▶ _YOUR GOAL_:
Among the lines below, list those containing the string "true".

▶ _EXTRACTED INFORMATION_:

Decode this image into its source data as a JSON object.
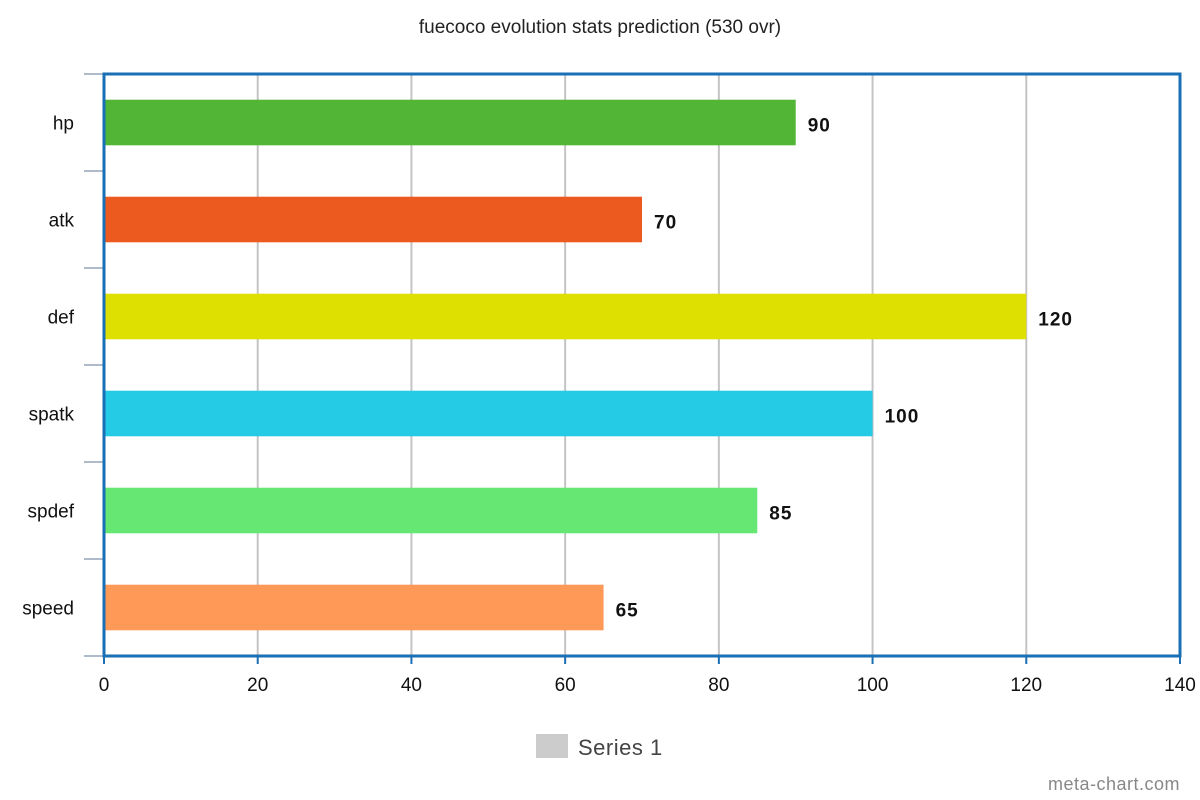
{
  "chart_data": {
    "type": "bar",
    "orientation": "horizontal",
    "title": "fuecoco evolution stats prediction (530 ovr)",
    "categories": [
      "hp",
      "atk",
      "def",
      "spatk",
      "spdef",
      "speed"
    ],
    "series": [
      {
        "name": "Series 1",
        "values": [
          90,
          70,
          120,
          100,
          85,
          65
        ],
        "colors": [
          "#52b535",
          "#ec5a1f",
          "#dde000",
          "#25cae4",
          "#66e673",
          "#ff9957"
        ]
      }
    ],
    "x_ticks": [
      0,
      20,
      40,
      60,
      80,
      100,
      120,
      140
    ],
    "xlim": [
      0,
      140
    ],
    "grid": true,
    "data_labels": true,
    "legend": {
      "placement": "bottom",
      "label": "Series 1",
      "swatch_color": "#cccccc"
    },
    "frame_color": "#1b6fb5"
  },
  "credit": "meta-chart.com"
}
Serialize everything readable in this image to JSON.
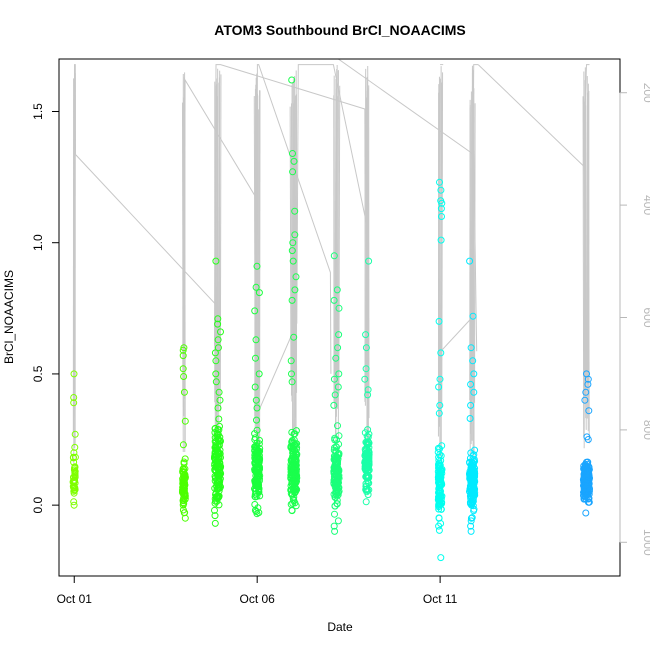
{
  "chart_data": {
    "type": "scatter",
    "title": "ATOM3 Southbound BrCl_NOAACIMS",
    "xlabel": "Date",
    "ylabel": "BrCl_NOAACIMS",
    "xlim": [
      "2017-09-30T14:00",
      "2017-10-15T22:00"
    ],
    "ylim": [
      -0.27,
      1.7
    ],
    "x_ticks": [
      {
        "date": "2017-10-01",
        "label": "Oct 01"
      },
      {
        "date": "2017-10-06",
        "label": "Oct 06"
      },
      {
        "date": "2017-10-11",
        "label": "Oct 11"
      }
    ],
    "y_ticks": [
      {
        "value": 0.0,
        "label": "0.0"
      },
      {
        "value": 0.5,
        "label": "0.5"
      },
      {
        "value": 1.0,
        "label": "1.0"
      },
      {
        "value": 1.5,
        "label": "1.5"
      }
    ],
    "secondary_axis": {
      "position": "right",
      "reversed": true,
      "lim": [
        1060,
        140
      ],
      "color": "#b8b8b8",
      "ticks": [
        {
          "value": 200,
          "label": "200"
        },
        {
          "value": 400,
          "label": "400"
        },
        {
          "value": 600,
          "label": "600"
        },
        {
          "value": 800,
          "label": "800"
        },
        {
          "value": 1000,
          "label": "1000"
        }
      ]
    },
    "grid": false,
    "legend": "none",
    "marker": "open-circle",
    "flights": [
      {
        "center": "2017-10-01T00:00",
        "width_hours": 1.5,
        "color": "#7fff00",
        "n": 40,
        "median": 0.1,
        "spread": 0.07,
        "highs": [
          0.5,
          0.41,
          0.39,
          0.27,
          0.22,
          0.2,
          0.18
        ]
      },
      {
        "center": "2017-10-04T00:00",
        "width_hours": 2.0,
        "color": "#4cff00",
        "n": 70,
        "median": 0.07,
        "spread": 0.09,
        "highs": [
          0.6,
          0.59,
          0.57,
          0.52,
          0.49,
          0.43,
          0.32,
          0.23
        ]
      },
      {
        "center": "2017-10-04T22:00",
        "width_hours": 4.0,
        "color": "#26ff1a",
        "n": 150,
        "median": 0.15,
        "spread": 0.15,
        "highs": [
          0.93,
          0.71,
          0.69,
          0.66,
          0.63,
          0.6,
          0.58,
          0.55,
          0.5,
          0.47,
          0.43,
          0.4,
          0.37
        ],
        "lows": [
          -0.02,
          -0.04
        ]
      },
      {
        "center": "2017-10-06T00:00",
        "width_hours": 3.5,
        "color": "#1aff3c",
        "n": 130,
        "median": 0.12,
        "spread": 0.14,
        "highs": [
          0.91,
          0.83,
          0.81,
          0.74,
          0.63,
          0.56,
          0.5,
          0.45,
          0.4,
          0.37
        ],
        "lows": [
          -0.01,
          -0.02
        ]
      },
      {
        "center": "2017-10-07T00:00",
        "width_hours": 4.0,
        "color": "#1aff4c",
        "n": 150,
        "median": 0.14,
        "spread": 0.13,
        "highs": [
          1.62,
          1.34,
          1.31,
          1.27,
          1.12,
          1.03,
          1.0,
          0.97,
          0.93,
          0.87,
          0.82,
          0.78,
          0.64,
          0.55,
          0.5,
          0.47
        ],
        "lows": [
          -0.02
        ]
      },
      {
        "center": "2017-10-08T04:00",
        "width_hours": 3.5,
        "color": "#1aff7a",
        "n": 130,
        "median": 0.12,
        "spread": 0.13,
        "highs": [
          0.95,
          0.82,
          0.78,
          0.75,
          0.65,
          0.6,
          0.56,
          0.5,
          0.48,
          0.45,
          0.42,
          0.38
        ],
        "lows": [
          -0.06,
          -0.08,
          -0.1
        ]
      },
      {
        "center": "2017-10-09T00:00",
        "width_hours": 3.0,
        "color": "#1affa8",
        "n": 110,
        "median": 0.17,
        "spread": 0.11,
        "highs": [
          0.93,
          0.65,
          0.6,
          0.52,
          0.48,
          0.44,
          0.42
        ],
        "lows": [
          0.04
        ]
      },
      {
        "center": "2017-10-11T00:00",
        "width_hours": 2.5,
        "color": "#00ffee",
        "n": 110,
        "median": 0.08,
        "spread": 0.12,
        "highs": [
          1.23,
          1.2,
          1.16,
          1.15,
          1.13,
          1.1,
          1.01,
          0.7,
          0.58,
          0.48,
          0.45,
          0.38,
          0.35
        ],
        "lows": [
          -0.07,
          -0.08,
          -0.2
        ]
      },
      {
        "center": "2017-10-11T21:00",
        "width_hours": 3.5,
        "color": "#00eaff",
        "n": 150,
        "median": 0.09,
        "spread": 0.1,
        "highs": [
          0.93,
          0.72,
          0.6,
          0.55,
          0.5,
          0.46,
          0.43,
          0.38,
          0.33
        ],
        "lows": [
          -0.05,
          -0.06,
          -0.08,
          -0.1
        ]
      },
      {
        "center": "2017-10-15T00:00",
        "width_hours": 4.0,
        "color": "#1aa5ff",
        "n": 150,
        "median": 0.09,
        "spread": 0.07,
        "highs": [
          0.5,
          0.48,
          0.46,
          0.43,
          0.4,
          0.36,
          0.26,
          0.25
        ],
        "lows": [
          -0.03
        ]
      }
    ],
    "altitude_traces": [
      {
        "color": "#c8c8c8",
        "points": [
          [
            "2017-10-01T00:00",
            480
          ],
          [
            "2017-10-01T00:10",
            150
          ],
          [
            "2017-10-01T00:40",
            150
          ],
          [
            "2017-10-01T00:50",
            310
          ],
          [
            "2017-10-04T22:00",
            580
          ],
          [
            "2017-10-04T22:20",
            680
          ]
        ]
      },
      {
        "color": "#c8c8c8",
        "points": [
          [
            "2017-10-04T00:00",
            555
          ],
          [
            "2017-10-04T00:10",
            175
          ],
          [
            "2017-10-06T00:00",
            390
          ],
          [
            "2017-10-06T00:10",
            150
          ],
          [
            "2017-10-06T01:00",
            150
          ],
          [
            "2017-10-08T00:00",
            520
          ],
          [
            "2017-10-08T00:20",
            700
          ]
        ]
      },
      {
        "color": "#c8c8c8",
        "points": [
          [
            "2017-10-04T20:00",
            650
          ],
          [
            "2017-10-04T21:00",
            150
          ],
          [
            "2017-10-05T00:00",
            150
          ],
          [
            "2017-10-07T00:00",
            190
          ],
          [
            "2017-10-09T00:00",
            230
          ],
          [
            "2017-10-09T00:20",
            690
          ]
        ]
      },
      {
        "color": "#c8c8c8",
        "points": [
          [
            "2017-10-06T02:00",
            760
          ],
          [
            "2017-10-07T02:00",
            610
          ],
          [
            "2017-10-07T03:00",
            150
          ],
          [
            "2017-10-08T00:00",
            150
          ],
          [
            "2017-10-08T02:00",
            150
          ],
          [
            "2017-10-09T01:00",
            450
          ]
        ]
      },
      {
        "color": "#c8c8c8",
        "points": [
          [
            "2017-10-08T00:00",
            130
          ],
          [
            "2017-10-11T22:00",
            310
          ],
          [
            "2017-10-12T00:00",
            660
          ]
        ]
      },
      {
        "color": "#c8c8c8",
        "points": [
          [
            "2017-10-11T00:00",
            720
          ],
          [
            "2017-10-11T00:30",
            660
          ],
          [
            "2017-10-11T21:00",
            600
          ],
          [
            "2017-10-11T22:00",
            150
          ],
          [
            "2017-10-12T01:00",
            150
          ]
        ]
      },
      {
        "color": "#c8c8c8",
        "points": [
          [
            "2017-10-11T00:00",
            150
          ],
          [
            "2017-10-11T02:00",
            150
          ]
        ]
      },
      {
        "color": "#c8c8c8",
        "points": [
          [
            "2017-10-12T01:00",
            150
          ],
          [
            "2017-10-14T22:00",
            330
          ],
          [
            "2017-10-15T00:00",
            150
          ],
          [
            "2017-10-15T02:00",
            150
          ]
        ]
      }
    ]
  }
}
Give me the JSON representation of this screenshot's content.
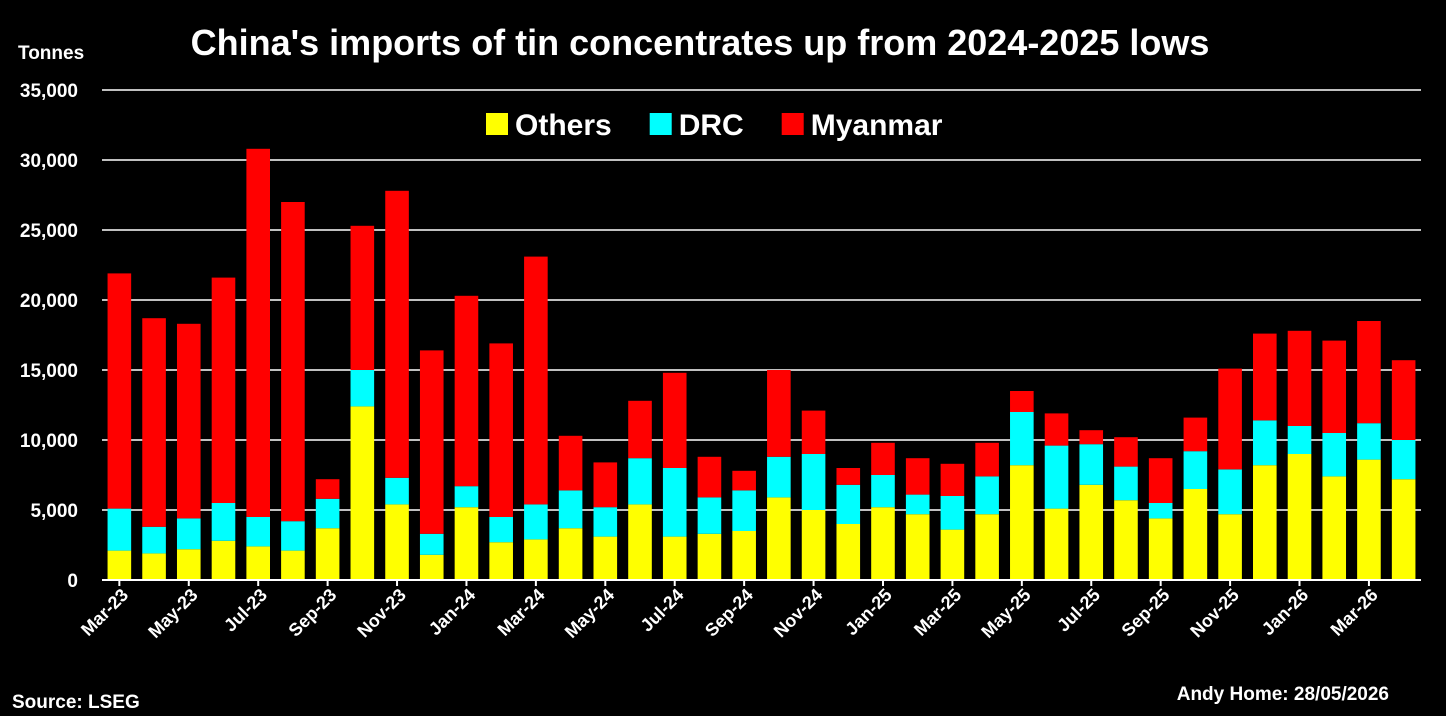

▶ _ANSWER BELOW_:
    "grid": true,
    "data_labels": true,
      "reversed": true,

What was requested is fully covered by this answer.